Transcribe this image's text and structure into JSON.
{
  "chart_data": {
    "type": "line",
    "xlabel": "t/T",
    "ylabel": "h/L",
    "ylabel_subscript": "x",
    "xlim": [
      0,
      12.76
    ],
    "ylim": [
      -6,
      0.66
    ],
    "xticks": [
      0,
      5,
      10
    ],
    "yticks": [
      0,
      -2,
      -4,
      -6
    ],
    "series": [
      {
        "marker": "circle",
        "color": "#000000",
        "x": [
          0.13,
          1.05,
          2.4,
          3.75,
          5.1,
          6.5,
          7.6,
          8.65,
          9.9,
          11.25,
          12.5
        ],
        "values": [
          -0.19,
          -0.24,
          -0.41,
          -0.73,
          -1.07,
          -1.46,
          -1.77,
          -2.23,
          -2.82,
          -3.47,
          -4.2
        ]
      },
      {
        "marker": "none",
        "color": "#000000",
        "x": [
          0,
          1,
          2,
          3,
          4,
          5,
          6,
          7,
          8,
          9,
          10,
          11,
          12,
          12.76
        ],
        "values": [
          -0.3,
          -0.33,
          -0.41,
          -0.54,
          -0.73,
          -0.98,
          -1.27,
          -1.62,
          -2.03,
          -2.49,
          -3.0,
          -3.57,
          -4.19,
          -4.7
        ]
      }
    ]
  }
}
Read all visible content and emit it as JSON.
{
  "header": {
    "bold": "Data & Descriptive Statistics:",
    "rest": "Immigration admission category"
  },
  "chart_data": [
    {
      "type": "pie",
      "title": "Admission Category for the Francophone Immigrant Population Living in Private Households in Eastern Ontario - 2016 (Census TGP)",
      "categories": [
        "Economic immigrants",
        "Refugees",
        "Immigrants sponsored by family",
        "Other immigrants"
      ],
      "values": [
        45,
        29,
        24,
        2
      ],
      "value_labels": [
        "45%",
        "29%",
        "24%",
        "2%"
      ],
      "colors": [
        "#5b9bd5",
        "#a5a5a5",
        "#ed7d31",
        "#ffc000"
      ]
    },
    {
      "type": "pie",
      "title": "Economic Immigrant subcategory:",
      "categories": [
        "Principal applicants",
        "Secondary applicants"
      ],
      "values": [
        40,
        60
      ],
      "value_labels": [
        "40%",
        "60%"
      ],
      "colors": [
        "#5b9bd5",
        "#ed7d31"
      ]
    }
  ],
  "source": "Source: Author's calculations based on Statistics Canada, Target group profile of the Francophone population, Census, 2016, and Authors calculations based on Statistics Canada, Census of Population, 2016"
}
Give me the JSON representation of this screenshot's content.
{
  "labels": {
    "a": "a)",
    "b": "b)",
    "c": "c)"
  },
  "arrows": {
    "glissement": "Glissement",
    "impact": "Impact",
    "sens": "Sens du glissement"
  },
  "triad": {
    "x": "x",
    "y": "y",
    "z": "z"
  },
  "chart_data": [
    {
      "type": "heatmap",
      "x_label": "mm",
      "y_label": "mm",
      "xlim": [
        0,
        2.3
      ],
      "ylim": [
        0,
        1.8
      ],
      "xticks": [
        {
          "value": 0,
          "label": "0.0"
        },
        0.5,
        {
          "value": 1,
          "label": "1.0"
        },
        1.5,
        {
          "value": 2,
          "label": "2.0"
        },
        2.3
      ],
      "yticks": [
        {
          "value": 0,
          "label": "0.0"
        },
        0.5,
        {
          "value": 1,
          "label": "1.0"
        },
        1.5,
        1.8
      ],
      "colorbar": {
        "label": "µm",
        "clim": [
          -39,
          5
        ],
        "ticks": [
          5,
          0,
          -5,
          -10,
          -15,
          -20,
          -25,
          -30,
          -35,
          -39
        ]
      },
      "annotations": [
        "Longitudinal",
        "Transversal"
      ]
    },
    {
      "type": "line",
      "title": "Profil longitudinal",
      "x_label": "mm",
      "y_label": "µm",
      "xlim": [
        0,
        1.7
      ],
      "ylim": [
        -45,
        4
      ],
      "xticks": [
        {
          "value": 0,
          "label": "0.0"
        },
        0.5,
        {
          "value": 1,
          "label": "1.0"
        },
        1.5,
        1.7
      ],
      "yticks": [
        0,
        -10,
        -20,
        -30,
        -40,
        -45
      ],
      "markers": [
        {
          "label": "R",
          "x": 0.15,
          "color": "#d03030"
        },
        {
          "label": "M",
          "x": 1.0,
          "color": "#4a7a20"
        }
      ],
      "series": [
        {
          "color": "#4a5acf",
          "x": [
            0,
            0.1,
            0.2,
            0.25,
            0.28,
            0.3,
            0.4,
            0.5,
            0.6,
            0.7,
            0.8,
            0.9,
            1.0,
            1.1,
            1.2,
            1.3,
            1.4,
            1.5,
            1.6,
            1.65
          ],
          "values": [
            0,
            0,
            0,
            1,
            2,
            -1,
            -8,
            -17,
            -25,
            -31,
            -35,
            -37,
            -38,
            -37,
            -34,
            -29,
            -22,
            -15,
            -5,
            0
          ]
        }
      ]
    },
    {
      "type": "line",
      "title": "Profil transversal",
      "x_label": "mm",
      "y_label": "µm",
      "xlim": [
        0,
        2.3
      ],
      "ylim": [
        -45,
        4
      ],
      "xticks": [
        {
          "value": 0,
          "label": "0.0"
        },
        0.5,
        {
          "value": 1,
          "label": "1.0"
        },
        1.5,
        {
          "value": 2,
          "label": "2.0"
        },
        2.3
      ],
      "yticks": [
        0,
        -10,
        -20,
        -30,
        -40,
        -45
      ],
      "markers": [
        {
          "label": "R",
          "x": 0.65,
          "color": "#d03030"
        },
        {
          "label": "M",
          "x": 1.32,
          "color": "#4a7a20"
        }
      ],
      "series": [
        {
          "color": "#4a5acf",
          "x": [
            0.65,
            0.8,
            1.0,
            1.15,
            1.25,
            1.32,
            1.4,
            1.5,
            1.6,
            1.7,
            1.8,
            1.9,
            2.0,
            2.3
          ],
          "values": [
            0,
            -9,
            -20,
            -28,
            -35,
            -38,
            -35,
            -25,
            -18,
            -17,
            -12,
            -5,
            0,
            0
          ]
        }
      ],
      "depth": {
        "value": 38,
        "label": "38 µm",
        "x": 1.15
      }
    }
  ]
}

++++++++++++++++++++

_EXERCISE_:
Print the records once more, exactly as they were given.

_TASK RESPONSE_:
Transcribe this image's text and structure into JSON.
{
  "chart_data": {
    "type": "line",
    "xlabel": "t/T",
    "ylabel": "h/L",
    "ylabel_subscript": "x",
    "xlim": [
      0,
      12.76
    ],
    "ylim": [
      -6,
      0.66
    ],
    "xticks": [
      0,
      5,
      10
    ],
    "yticks": [
      0,
      -2,
      -4,
      -6
    ],
    "series": [
      {
        "marker": "circle",
        "color": "#000000",
        "x": [
          0.13,
          1.05,
          2.4,
          3.75,
          5.1,
          6.5,
          7.6,
          8.65,
          9.9,
          11.25,
          12.5
        ],
        "values": [
          -0.19,
          -0.24,
          -0.41,
          -0.73,
          -1.07,
          -1.46,
          -1.77,
          -2.23,
          -2.82,
          -3.47,
          -4.2
        ]
      },
      {
        "marker": "none",
        "color": "#000000",
        "x": [
          0,
          1,
          2,
          3,
          4,
          5,
          6,
          7,
          8,
          9,
          10,
          11,
          12,
          12.76
        ],
        "values": [
          -0.3,
          -0.33,
          -0.41,
          -0.54,
          -0.73,
          -0.98,
          -1.27,
          -1.62,
          -2.03,
          -2.49,
          -3.0,
          -3.57,
          -4.19,
          -4.7
        ]
      }
    ]
  }
}
Read all visible content and emit it as JSON.
{
  "header": {
    "bold": "Data & Descriptive Statistics:",
    "rest": "Immigration admission category"
  },
  "chart_data": [
    {
      "type": "pie",
      "title": "Admission Category for the Francophone Immigrant Population Living in Private Households in Eastern Ontario - 2016 (Census TGP)",
      "categories": [
        "Economic immigrants",
        "Refugees",
        "Immigrants sponsored by family",
        "Other immigrants"
      ],
      "values": [
        45,
        29,
        24,
        2
      ],
      "value_labels": [
        "45%",
        "29%",
        "24%",
        "2%"
      ],
      "colors": [
        "#5b9bd5",
        "#a5a5a5",
        "#ed7d31",
        "#ffc000"
      ]
    },
    {
      "type": "pie",
      "title": "Economic Immigrant subcategory:",
      "categories": [
        "Principal applicants",
        "Secondary applicants"
      ],
      "values": [
        40,
        60
      ],
      "value_labels": [
        "40%",
        "60%"
      ],
      "colors": [
        "#5b9bd5",
        "#ed7d31"
      ]
    }
  ],
  "source": "Source: Author's calculations based on Statistics Canada, Target group profile of the Francophone population, Census, 2016, and Authors calculations based on Statistics Canada, Census of Population, 2016"
}
Give me the JSON representation of this screenshot's content.
{
  "labels": {
    "a": "a)",
    "b": "b)",
    "c": "c)"
  },
  "arrows": {
    "glissement": "Glissement",
    "impact": "Impact",
    "sens": "Sens du glissement"
  },
  "triad": {
    "x": "x",
    "y": "y",
    "z": "z"
  },
  "chart_data": [
    {
      "type": "heatmap",
      "x_label": "mm",
      "y_label": "mm",
      "xlim": [
        0,
        2.3
      ],
      "ylim": [
        0,
        1.8
      ],
      "xticks": [
        {
          "value": 0,
          "label": "0.0"
        },
        0.5,
        {
          "value": 1,
          "label": "1.0"
        },
        1.5,
        {
          "value": 2,
          "label": "2.0"
        },
        2.3
      ],
      "yticks": [
        {
          "value": 0,
          "label": "0.0"
        },
        0.5,
        {
          "value": 1,
          "label": "1.0"
        },
        1.5,
        1.8
      ],
      "colorbar": {
        "label": "µm",
        "clim": [
          -39,
          5
        ],
        "ticks": [
          5,
          0,
          -5,
          -10,
          -15,
          -20,
          -25,
          -30,
          -35,
          -39
        ]
      },
      "annotations": [
        "Longitudinal",
        "Transversal"
      ]
    },
    {
      "type": "line",
      "title": "Profil longitudinal",
      "x_label": "mm",
      "y_label": "µm",
      "xlim": [
        0,
        1.7
      ],
      "ylim": [
        -45,
        4
      ],
      "xticks": [
        {
          "value": 0,
          "label": "0.0"
        },
        0.5,
        {
          "value": 1,
          "label": "1.0"
        },
        1.5,
        1.7
      ],
      "yticks": [
        0,
        -10,
        -20,
        -30,
        -40,
        -45
      ],
      "markers": [
        {
          "label": "R",
          "x": 0.15,
          "color": "#d03030"
        },
        {
          "label": "M",
          "x": 1.0,
          "color": "#4a7a20"
        }
      ],
      "series": [
        {
          "color": "#4a5acf",
          "x": [
            0,
            0.1,
            0.2,
            0.25,
            0.28,
            0.3,
            0.4,
            0.5,
            0.6,
            0.7,
            0.8,
            0.9,
            1.0,
            1.1,
            1.2,
            1.3,
            1.4,
            1.5,
            1.6,
            1.65
          ],
          "values": [
            0,
            0,
            0,
            1,
            2,
            -1,
            -8,
            -17,
            -25,
            -31,
            -35,
            -37,
            -38,
            -37,
            -34,
            -29,
            -22,
            -15,
            -5,
            0
          ]
        }
      ]
    },
    {
      "type": "line",
      "title": "Profil transversal",
      "x_label": "mm",
      "y_label": "µm",
      "xlim": [
        0,
        2.3
      ],
      "ylim": [
        -45,
        4
      ],
      "xticks": [
        {
          "value": 0,
          "label": "0.0"
        },
        0.5,
        {
          "value": 1,
          "label": "1.0"
        },
        1.5,
        {
          "value": 2,
          "label": "2.0"
        },
        2.3
      ],
      "yticks": [
        0,
        -10,
        -20,
        -30,
        -40,
        -45
      ],
      "markers": [
        {
          "label": "R",
          "x": 0.65,
          "color": "#d03030"
        },
        {
          "label": "M",
          "x": 1.32,
          "color": "#4a7a20"
        }
      ],
      "series": [
        {
          "color": "#4a5acf",
          "x": [
            0.65,
            0.8,
            1.0,
            1.15,
            1.25,
            1.32,
            1.4,
            1.5,
            1.6,
            1.7,
            1.8,
            1.9,
            2.0,
            2.3
          ],
          "values": [
            0,
            -9,
            -20,
            -28,
            -35,
            -38,
            -35,
            -25,
            -18,
            -17,
            -12,
            -5,
            0,
            0
          ]
        }
      ],
      "depth": {
        "value": 38,
        "label": "38 µm",
        "x": 1.15
      }
    }
  ]
}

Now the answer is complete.